▸ Task brief: Leave out the pictures and repeat the rest of the material exactly.

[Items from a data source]
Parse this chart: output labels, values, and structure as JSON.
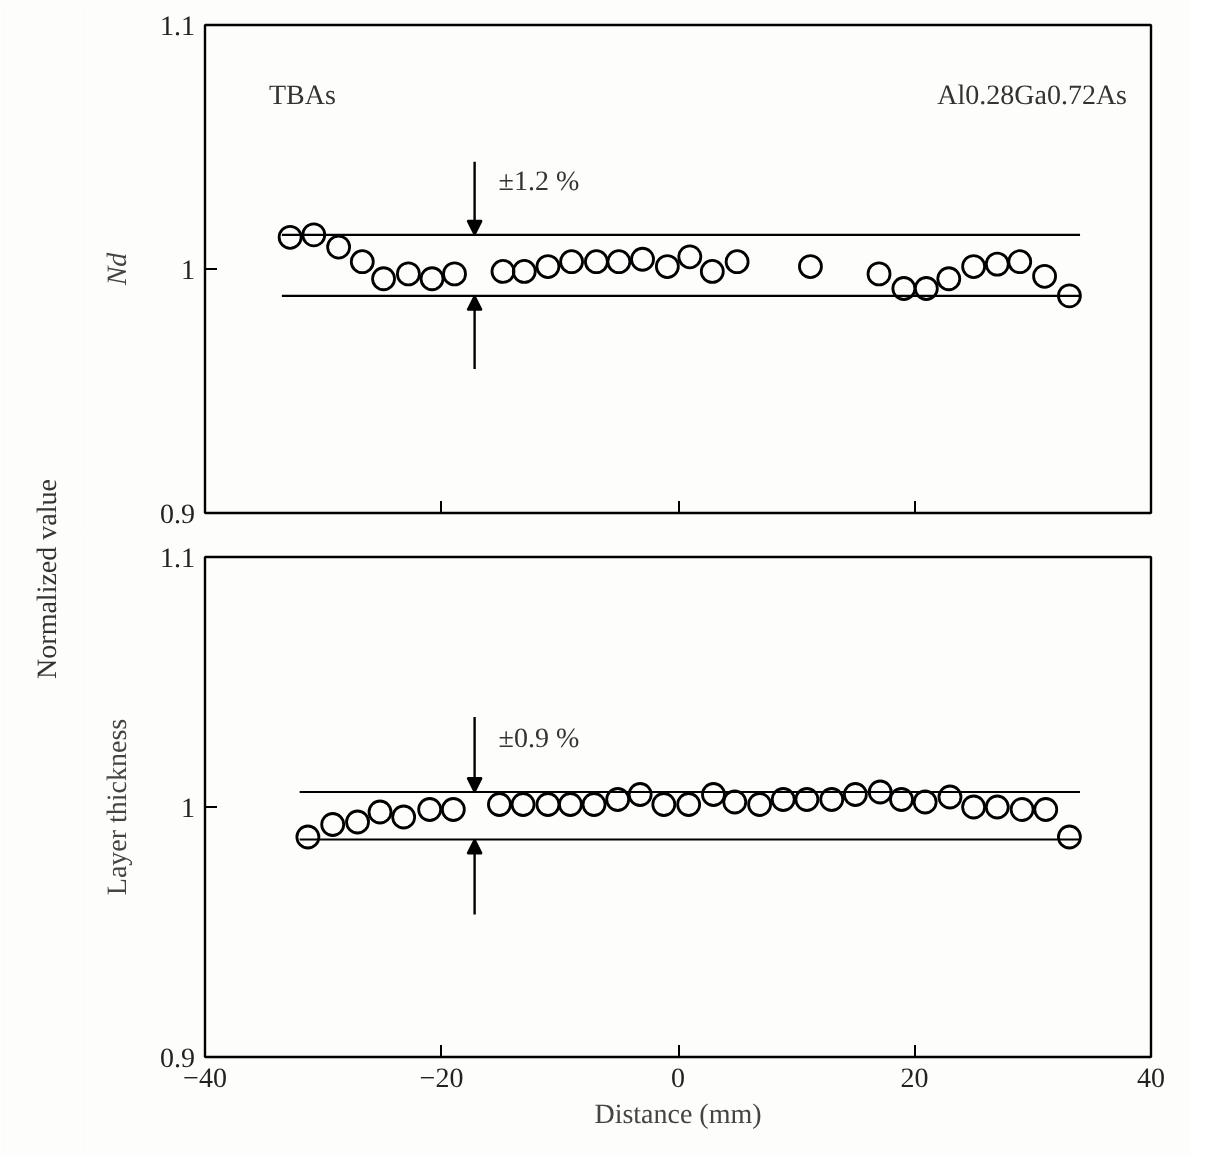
{
  "chart_data": [
    {
      "type": "scatter",
      "ylabel": "Nd",
      "marker": "circle",
      "grid": false,
      "tick_labels": "y",
      "xlim": [
        -40,
        40
      ],
      "xticks": [
        -40,
        -20,
        0,
        20,
        40
      ],
      "ylim": [
        0.9,
        1.1
      ],
      "yticks": [
        0.9,
        1,
        1.1
      ],
      "series": [
        {
          "color": "#000000",
          "x": [
            -32.8,
            -30.8,
            -28.7,
            -26.7,
            -24.9,
            -22.8,
            -20.8,
            -18.9,
            -14.8,
            -13.0,
            -11.0,
            -9.0,
            -6.9,
            -5.0,
            -3.0,
            -0.9,
            1.0,
            2.9,
            5.0,
            11.2,
            17.0,
            19.1,
            21.0,
            22.9,
            25.0,
            27.0,
            28.9,
            31.0,
            33.1
          ],
          "values": [
            1.013,
            1.014,
            1.009,
            1.003,
            0.996,
            0.998,
            0.996,
            0.998,
            0.999,
            0.999,
            1.001,
            1.003,
            1.003,
            1.003,
            1.004,
            1.001,
            1.005,
            0.999,
            1.003,
            1.001,
            0.998,
            0.992,
            0.992,
            0.996,
            1.001,
            1.002,
            1.003,
            0.997,
            0.989
          ]
        }
      ],
      "ref_lines": [
        {
          "axis": "y",
          "value": 1.014
        },
        {
          "axis": "y",
          "value": 0.989
        }
      ],
      "annotations": [
        "TBAs",
        "Al0.28Ga0.72As",
        {
          "text": "±1.2 %",
          "x": -17.2,
          "y": 1.014
        },
        "Normalized value"
      ]
    },
    {
      "type": "scatter",
      "xlabel": "Distance (mm)",
      "ylabel": "Layer thickness",
      "marker": "circle",
      "grid": false,
      "xlim": [
        -40,
        40
      ],
      "xticks": [
        -40,
        -20,
        0,
        20,
        40
      ],
      "ylim": [
        0.9,
        1.1
      ],
      "yticks": [
        0.9,
        1,
        1.1
      ],
      "series": [
        {
          "color": "#000000",
          "x": [
            -31.3,
            -29.2,
            -27.1,
            -25.2,
            -23.2,
            -21.0,
            -19.0,
            -15.1,
            -13.1,
            -11.0,
            -9.1,
            -7.1,
            -5.1,
            -3.2,
            -1.2,
            0.9,
            3.0,
            4.8,
            6.9,
            8.9,
            10.9,
            13.0,
            15.0,
            17.1,
            18.9,
            20.9,
            23.0,
            25.0,
            27.0,
            29.1,
            31.1,
            33.1
          ],
          "values": [
            0.988,
            0.993,
            0.994,
            0.998,
            0.996,
            0.999,
            0.999,
            1.001,
            1.001,
            1.001,
            1.001,
            1.001,
            1.003,
            1.005,
            1.001,
            1.001,
            1.005,
            1.002,
            1.001,
            1.003,
            1.003,
            1.003,
            1.005,
            1.006,
            1.003,
            1.002,
            1.004,
            1.0,
            1.0,
            0.999,
            0.999,
            0.988
          ]
        }
      ],
      "ref_lines": [
        {
          "axis": "y",
          "value": 1.006
        },
        {
          "axis": "y",
          "value": 0.987
        }
      ],
      "annotations": [
        {
          "text": "±0.9 %",
          "x": -17.2,
          "y": 1.006
        }
      ]
    }
  ]
}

▸ Solution to this problem:
Parse this chart: output labels, values, and structure as JSON.
{
  "chart_data": [
    {
      "type": "scatter",
      "ylabel": "Nd",
      "marker": "circle",
      "grid": false,
      "tick_labels": "y",
      "xlim": [
        -40,
        40
      ],
      "xticks": [
        -40,
        -20,
        0,
        20,
        40
      ],
      "ylim": [
        0.9,
        1.1
      ],
      "yticks": [
        0.9,
        1,
        1.1
      ],
      "series": [
        {
          "color": "#000000",
          "x": [
            -32.8,
            -30.8,
            -28.7,
            -26.7,
            -24.9,
            -22.8,
            -20.8,
            -18.9,
            -14.8,
            -13.0,
            -11.0,
            -9.0,
            -6.9,
            -5.0,
            -3.0,
            -0.9,
            1.0,
            2.9,
            5.0,
            11.2,
            17.0,
            19.1,
            21.0,
            22.9,
            25.0,
            27.0,
            28.9,
            31.0,
            33.1
          ],
          "values": [
            1.013,
            1.014,
            1.009,
            1.003,
            0.996,
            0.998,
            0.996,
            0.998,
            0.999,
            0.999,
            1.001,
            1.003,
            1.003,
            1.003,
            1.004,
            1.001,
            1.005,
            0.999,
            1.003,
            1.001,
            0.998,
            0.992,
            0.992,
            0.996,
            1.001,
            1.002,
            1.003,
            0.997,
            0.989
          ]
        }
      ],
      "ref_lines": [
        {
          "axis": "y",
          "value": 1.014
        },
        {
          "axis": "y",
          "value": 0.989
        }
      ],
      "annotations": [
        "TBAs",
        "Al0.28Ga0.72As",
        {
          "text": "±1.2 %",
          "x": -17.2,
          "y": 1.014
        },
        "Normalized value"
      ]
    },
    {
      "type": "scatter",
      "xlabel": "Distance (mm)",
      "ylabel": "Layer thickness",
      "marker": "circle",
      "grid": false,
      "xlim": [
        -40,
        40
      ],
      "xticks": [
        -40,
        -20,
        0,
        20,
        40
      ],
      "ylim": [
        0.9,
        1.1
      ],
      "yticks": [
        0.9,
        1,
        1.1
      ],
      "series": [
        {
          "color": "#000000",
          "x": [
            -31.3,
            -29.2,
            -27.1,
            -25.2,
            -23.2,
            -21.0,
            -19.0,
            -15.1,
            -13.1,
            -11.0,
            -9.1,
            -7.1,
            -5.1,
            -3.2,
            -1.2,
            0.9,
            3.0,
            4.8,
            6.9,
            8.9,
            10.9,
            13.0,
            15.0,
            17.1,
            18.9,
            20.9,
            23.0,
            25.0,
            27.0,
            29.1,
            31.1,
            33.1
          ],
          "values": [
            0.988,
            0.993,
            0.994,
            0.998,
            0.996,
            0.999,
            0.999,
            1.001,
            1.001,
            1.001,
            1.001,
            1.001,
            1.003,
            1.005,
            1.001,
            1.001,
            1.005,
            1.002,
            1.001,
            1.003,
            1.003,
            1.003,
            1.005,
            1.006,
            1.003,
            1.002,
            1.004,
            1.0,
            1.0,
            0.999,
            0.999,
            0.988
          ]
        }
      ],
      "ref_lines": [
        {
          "axis": "y",
          "value": 1.006
        },
        {
          "axis": "y",
          "value": 0.987
        }
      ],
      "annotations": [
        {
          "text": "±0.9 %",
          "x": -17.2,
          "y": 1.006
        }
      ]
    }
  ]
}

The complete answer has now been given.